[Problem to solve] Using the material that follows, identify and copy each line with the string "level".

(Entries with figure data)
--------

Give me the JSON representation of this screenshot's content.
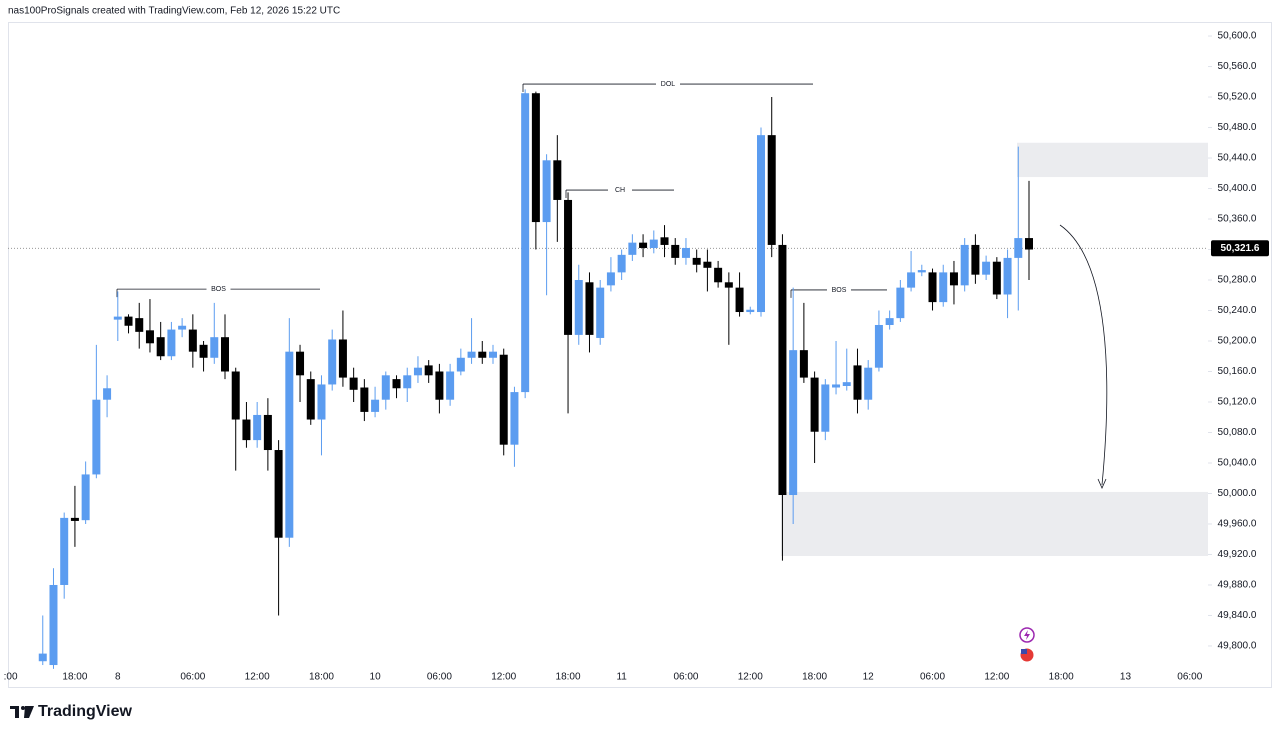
{
  "chart_data": {
    "type": "candlestick",
    "title": "nas100ProSignals created with TradingView.com, Feb 12, 2026 15:22 UTC",
    "brand": "TradingView",
    "up_color": "#5b9cf0",
    "down_color": "#000000",
    "categories": [
      ":00",
      null,
      null,
      null,
      null,
      null,
      "18:00",
      null,
      null,
      null,
      "8",
      null,
      null,
      null,
      null,
      null,
      null,
      "06:00",
      null,
      null,
      null,
      null,
      null,
      "12:00",
      null,
      null,
      null,
      null,
      null,
      "18:00",
      null,
      null,
      null,
      null,
      "10",
      null,
      null,
      null,
      null,
      null,
      "06:00",
      null,
      null,
      null,
      null,
      null,
      "12:00",
      null,
      null,
      null,
      null,
      null,
      "18:00",
      null,
      null,
      null,
      null,
      "11",
      null,
      null,
      null,
      null,
      null,
      "06:00",
      null,
      null,
      null,
      null,
      null,
      "12:00",
      null,
      null,
      null,
      null,
      null,
      "18:00",
      null,
      null,
      null,
      null,
      "12",
      null,
      null,
      null,
      null,
      null,
      "06:00",
      null,
      null,
      null,
      null,
      null,
      "12:00",
      null,
      null,
      null,
      null,
      null,
      "18:00",
      null,
      null,
      null,
      null,
      null,
      "13",
      null,
      null,
      null,
      null,
      null,
      "06:00",
      null
    ],
    "open": [
      null,
      null,
      null,
      49780,
      49775,
      49880,
      49968,
      49965,
      50025,
      50123,
      50228,
      50232,
      50230,
      50214,
      50205,
      50180,
      50215,
      50215,
      50195,
      50178,
      50205,
      50160,
      50097,
      50070,
      50103,
      50057,
      49942,
      50186,
      50150,
      50097,
      50143,
      50202,
      50152,
      50139,
      50107,
      50123,
      50150,
      50138,
      50155,
      50168,
      50160,
      50123,
      50160,
      50178,
      50186,
      50178,
      50182,
      50064,
      50133,
      50525,
      50356,
      50437,
      50385,
      50208,
      50277,
      50204,
      50273,
      50290,
      50313,
      50329,
      50322,
      50336,
      50326,
      50309,
      50309,
      50304,
      50296,
      50277,
      50270,
      50238,
      50238,
      50470,
      50326,
      49998,
      50188,
      50152,
      50081,
      50139,
      50141,
      50168,
      50123,
      50165,
      50221,
      50230,
      50270,
      50290,
      50290,
      50251,
      50290,
      50273,
      50326,
      50287,
      50304,
      50261,
      50309,
      50335,
      null,
      null,
      null,
      null,
      null,
      null,
      null,
      null,
      null,
      null,
      null,
      null,
      null,
      null,
      null,
      null
    ],
    "high": [
      null,
      null,
      null,
      49840,
      49902,
      49975,
      50010,
      50042,
      50195,
      50155,
      50265,
      50235,
      50250,
      50255,
      50225,
      50225,
      50230,
      50235,
      50200,
      50250,
      50235,
      50165,
      50120,
      50120,
      50125,
      50070,
      50230,
      50195,
      50160,
      50155,
      50215,
      50240,
      50165,
      50150,
      50140,
      50160,
      50155,
      50165,
      50180,
      50175,
      50170,
      50170,
      50190,
      50230,
      50200,
      50195,
      50190,
      50140,
      50530,
      50527,
      50445,
      50470,
      50395,
      50300,
      50290,
      50280,
      50310,
      50320,
      50340,
      50340,
      50345,
      50352,
      50335,
      50335,
      50320,
      50320,
      50305,
      50290,
      50290,
      50245,
      50480,
      50520,
      50340,
      50270,
      50250,
      50160,
      50150,
      50200,
      50190,
      50190,
      50175,
      50240,
      50240,
      50280,
      50318,
      50300,
      50295,
      50300,
      50305,
      50335,
      50340,
      50312,
      50310,
      50320,
      50455,
      50410,
      null,
      null,
      null,
      null,
      null,
      null,
      null,
      null,
      null,
      null,
      null,
      null,
      null,
      null,
      null,
      null
    ],
    "low": [
      null,
      null,
      null,
      49775,
      49770,
      49862,
      49930,
      49960,
      50020,
      50100,
      50200,
      50210,
      50190,
      50185,
      50175,
      50175,
      50205,
      50165,
      50160,
      50170,
      50150,
      50030,
      50060,
      50060,
      50030,
      49840,
      49930,
      50120,
      50090,
      50050,
      50135,
      50140,
      50120,
      50095,
      50100,
      50110,
      50125,
      50120,
      50145,
      50145,
      50105,
      50115,
      50155,
      50170,
      50170,
      50170,
      50050,
      50035,
      50125,
      50320,
      50260,
      50330,
      50105,
      50195,
      50185,
      50195,
      50265,
      50280,
      50305,
      50310,
      50315,
      50310,
      50300,
      50300,
      50290,
      50265,
      50270,
      50195,
      50232,
      50235,
      50232,
      50310,
      49912,
      49960,
      50145,
      50040,
      50070,
      50130,
      50135,
      50105,
      50110,
      50160,
      50215,
      50225,
      50265,
      50285,
      50240,
      50245,
      50248,
      50265,
      50275,
      50280,
      50255,
      50230,
      50240,
      50280,
      null,
      null,
      null,
      null,
      null,
      null,
      null,
      null,
      null,
      null,
      null,
      null,
      null,
      null,
      null,
      null
    ],
    "close": [
      null,
      null,
      null,
      49790,
      49880,
      49968,
      49964,
      50025,
      50123,
      50138,
      50232,
      50220,
      50212,
      50197,
      50180,
      50215,
      50220,
      50186,
      50178,
      50205,
      50160,
      50097,
      50070,
      50103,
      50057,
      49942,
      50186,
      50155,
      50097,
      50143,
      50202,
      50152,
      50136,
      50107,
      50123,
      50155,
      50138,
      50155,
      50165,
      50155,
      50123,
      50160,
      50178,
      50186,
      50178,
      50186,
      50064,
      50133,
      50525,
      50356,
      50437,
      50385,
      50208,
      50280,
      50208,
      50270,
      50290,
      50313,
      50329,
      50322,
      50333,
      50326,
      50309,
      50322,
      50300,
      50296,
      50277,
      50270,
      50238,
      50241,
      50470,
      50326,
      49998,
      50188,
      50152,
      50081,
      50143,
      50143,
      50146,
      50123,
      50165,
      50221,
      50230,
      50270,
      50290,
      50293,
      50251,
      50290,
      50273,
      50326,
      50287,
      50304,
      50261,
      50309,
      50335,
      50320,
      null,
      null,
      null,
      null,
      null,
      null,
      null,
      null,
      null,
      null,
      null,
      null,
      null,
      null,
      null,
      null
    ],
    "ylim": [
      49747.5,
      50618.4
    ],
    "yticks": [
      {
        "value": 49800,
        "label": "49,800.0"
      },
      {
        "value": 49840,
        "label": "49,840.0"
      },
      {
        "value": 49880,
        "label": "49,880.0"
      },
      {
        "value": 49920,
        "label": "49,920.0"
      },
      {
        "value": 49960,
        "label": "49,960.0"
      },
      {
        "value": 50000,
        "label": "50,000.0"
      },
      {
        "value": 50040,
        "label": "50,040.0"
      },
      {
        "value": 50080,
        "label": "50,080.0"
      },
      {
        "value": 50120,
        "label": "50,120.0"
      },
      {
        "value": 50160,
        "label": "50,160.0"
      },
      {
        "value": 50200,
        "label": "50,200.0"
      },
      {
        "value": 50240,
        "label": "50,240.0"
      },
      {
        "value": 50280,
        "label": "50,280.0"
      },
      {
        "value": 50320,
        "label": "50,320.0"
      },
      {
        "value": 50360,
        "label": "50,360.0"
      },
      {
        "value": 50400,
        "label": "50,400.0"
      },
      {
        "value": 50440,
        "label": "50,440.0"
      },
      {
        "value": 50480,
        "label": "50,480.0"
      },
      {
        "value": 50520,
        "label": "50,520.0"
      },
      {
        "value": 50560,
        "label": "50,560.0"
      },
      {
        "value": 50600,
        "label": "50,600.0"
      }
    ],
    "last_price": {
      "value": 50321.6,
      "label": "50,321.6"
    },
    "annotations": [
      {
        "text": "BOS",
        "level": 50268
      },
      {
        "text": "DOL",
        "level": 50537
      },
      {
        "text": "CH",
        "level": 50398
      },
      {
        "text": "BOS",
        "level": 50267
      }
    ],
    "zones": [
      {
        "top": 50460,
        "bottom": 50415
      },
      {
        "top": 50002,
        "bottom": 49918
      }
    ],
    "grid": false
  }
}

--------

[Result]
        "level": 50268
        "level": 50537
        "level": 50398
        "level": 50267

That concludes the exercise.